## BEGIN Dataset extract
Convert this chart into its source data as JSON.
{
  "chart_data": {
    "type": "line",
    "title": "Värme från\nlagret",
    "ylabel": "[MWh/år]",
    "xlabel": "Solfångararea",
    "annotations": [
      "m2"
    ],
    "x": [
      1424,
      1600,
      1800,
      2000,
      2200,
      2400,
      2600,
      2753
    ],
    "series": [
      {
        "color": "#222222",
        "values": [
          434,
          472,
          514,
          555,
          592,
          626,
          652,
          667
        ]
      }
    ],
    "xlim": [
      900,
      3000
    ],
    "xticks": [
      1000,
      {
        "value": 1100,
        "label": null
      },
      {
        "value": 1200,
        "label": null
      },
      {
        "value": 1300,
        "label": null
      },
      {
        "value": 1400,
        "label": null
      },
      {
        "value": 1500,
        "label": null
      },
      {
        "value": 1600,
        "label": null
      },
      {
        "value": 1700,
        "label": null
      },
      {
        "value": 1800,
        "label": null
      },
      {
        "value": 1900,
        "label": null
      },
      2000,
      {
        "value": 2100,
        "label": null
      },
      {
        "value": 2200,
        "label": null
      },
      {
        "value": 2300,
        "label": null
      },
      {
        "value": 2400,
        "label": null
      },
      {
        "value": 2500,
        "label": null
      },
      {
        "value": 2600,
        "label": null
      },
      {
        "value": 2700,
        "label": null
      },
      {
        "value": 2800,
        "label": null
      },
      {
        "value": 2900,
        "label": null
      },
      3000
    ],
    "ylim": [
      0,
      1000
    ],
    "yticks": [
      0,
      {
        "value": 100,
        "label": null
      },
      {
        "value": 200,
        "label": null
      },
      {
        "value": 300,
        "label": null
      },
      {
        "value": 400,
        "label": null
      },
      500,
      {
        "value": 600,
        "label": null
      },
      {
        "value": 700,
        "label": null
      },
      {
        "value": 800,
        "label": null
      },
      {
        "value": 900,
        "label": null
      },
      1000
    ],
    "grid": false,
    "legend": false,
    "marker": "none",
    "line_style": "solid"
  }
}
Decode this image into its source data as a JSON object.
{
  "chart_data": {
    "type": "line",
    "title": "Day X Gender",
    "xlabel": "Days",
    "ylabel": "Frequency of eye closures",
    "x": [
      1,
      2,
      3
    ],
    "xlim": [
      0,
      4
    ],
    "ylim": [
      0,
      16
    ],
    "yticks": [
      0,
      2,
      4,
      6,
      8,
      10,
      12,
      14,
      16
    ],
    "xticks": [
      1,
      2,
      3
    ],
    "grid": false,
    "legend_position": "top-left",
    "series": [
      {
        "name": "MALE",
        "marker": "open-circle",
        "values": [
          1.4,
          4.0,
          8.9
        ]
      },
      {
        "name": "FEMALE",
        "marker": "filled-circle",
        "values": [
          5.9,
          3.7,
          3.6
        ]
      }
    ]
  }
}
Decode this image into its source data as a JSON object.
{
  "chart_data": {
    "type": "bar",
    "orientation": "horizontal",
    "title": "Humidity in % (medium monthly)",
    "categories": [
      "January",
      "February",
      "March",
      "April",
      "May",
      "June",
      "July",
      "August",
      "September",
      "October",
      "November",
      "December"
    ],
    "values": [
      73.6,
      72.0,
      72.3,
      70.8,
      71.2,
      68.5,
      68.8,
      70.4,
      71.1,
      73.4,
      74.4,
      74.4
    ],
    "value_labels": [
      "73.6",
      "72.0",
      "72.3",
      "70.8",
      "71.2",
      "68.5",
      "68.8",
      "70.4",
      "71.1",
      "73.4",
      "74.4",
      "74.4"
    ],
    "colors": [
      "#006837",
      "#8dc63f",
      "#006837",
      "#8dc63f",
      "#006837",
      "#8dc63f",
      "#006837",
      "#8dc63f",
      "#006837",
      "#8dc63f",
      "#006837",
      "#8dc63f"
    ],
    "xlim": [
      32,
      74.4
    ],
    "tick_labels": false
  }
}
## END Dataset extract
**Given problem:**
Copy out all of the data exactly, leaving nothing out.

**Result of this exercise:**
Convert this chart into its source data as JSON.
{
  "chart_data": {
    "type": "line",
    "title": "Värme från\nlagret",
    "ylabel": "[MWh/år]",
    "xlabel": "Solfångararea",
    "annotations": [
      "m2"
    ],
    "x": [
      1424,
      1600,
      1800,
      2000,
      2200,
      2400,
      2600,
      2753
    ],
    "series": [
      {
        "color": "#222222",
        "values": [
          434,
          472,
          514,
          555,
          592,
          626,
          652,
          667
        ]
      }
    ],
    "xlim": [
      900,
      3000
    ],
    "xticks": [
      1000,
      {
        "value": 1100,
        "label": null
      },
      {
        "value": 1200,
        "label": null
      },
      {
        "value": 1300,
        "label": null
      },
      {
        "value": 1400,
        "label": null
      },
      {
        "value": 1500,
        "label": null
      },
      {
        "value": 1600,
        "label": null
      },
      {
        "value": 1700,
        "label": null
      },
      {
        "value": 1800,
        "label": null
      },
      {
        "value": 1900,
        "label": null
      },
      2000,
      {
        "value": 2100,
        "label": null
      },
      {
        "value": 2200,
        "label": null
      },
      {
        "value": 2300,
        "label": null
      },
      {
        "value": 2400,
        "label": null
      },
      {
        "value": 2500,
        "label": null
      },
      {
        "value": 2600,
        "label": null
      },
      {
        "value": 2700,
        "label": null
      },
      {
        "value": 2800,
        "label": null
      },
      {
        "value": 2900,
        "label": null
      },
      3000
    ],
    "ylim": [
      0,
      1000
    ],
    "yticks": [
      0,
      {
        "value": 100,
        "label": null
      },
      {
        "value": 200,
        "label": null
      },
      {
        "value": 300,
        "label": null
      },
      {
        "value": 400,
        "label": null
      },
      500,
      {
        "value": 600,
        "label": null
      },
      {
        "value": 700,
        "label": null
      },
      {
        "value": 800,
        "label": null
      },
      {
        "value": 900,
        "label": null
      },
      1000
    ],
    "grid": false,
    "legend": false,
    "marker": "none",
    "line_style": "solid"
  }
}
Decode this image into its source data as a JSON object.
{
  "chart_data": {
    "type": "line",
    "title": "Day X Gender",
    "xlabel": "Days",
    "ylabel": "Frequency of eye closures",
    "x": [
      1,
      2,
      3
    ],
    "xlim": [
      0,
      4
    ],
    "ylim": [
      0,
      16
    ],
    "yticks": [
      0,
      2,
      4,
      6,
      8,
      10,
      12,
      14,
      16
    ],
    "xticks": [
      1,
      2,
      3
    ],
    "grid": false,
    "legend_position": "top-left",
    "series": [
      {
        "name": "MALE",
        "marker": "open-circle",
        "values": [
          1.4,
          4.0,
          8.9
        ]
      },
      {
        "name": "FEMALE",
        "marker": "filled-circle",
        "values": [
          5.9,
          3.7,
          3.6
        ]
      }
    ]
  }
}
Decode this image into its source data as a JSON object.
{
  "chart_data": {
    "type": "bar",
    "orientation": "horizontal",
    "title": "Humidity in % (medium monthly)",
    "categories": [
      "January",
      "February",
      "March",
      "April",
      "May",
      "June",
      "July",
      "August",
      "September",
      "October",
      "November",
      "December"
    ],
    "values": [
      73.6,
      72.0,
      72.3,
      70.8,
      71.2,
      68.5,
      68.8,
      70.4,
      71.1,
      73.4,
      74.4,
      74.4
    ],
    "value_labels": [
      "73.6",
      "72.0",
      "72.3",
      "70.8",
      "71.2",
      "68.5",
      "68.8",
      "70.4",
      "71.1",
      "73.4",
      "74.4",
      "74.4"
    ],
    "colors": [
      "#006837",
      "#8dc63f",
      "#006837",
      "#8dc63f",
      "#006837",
      "#8dc63f",
      "#006837",
      "#8dc63f",
      "#006837",
      "#8dc63f",
      "#006837",
      "#8dc63f"
    ],
    "xlim": [
      32,
      74.4
    ],
    "tick_labels": false
  }
}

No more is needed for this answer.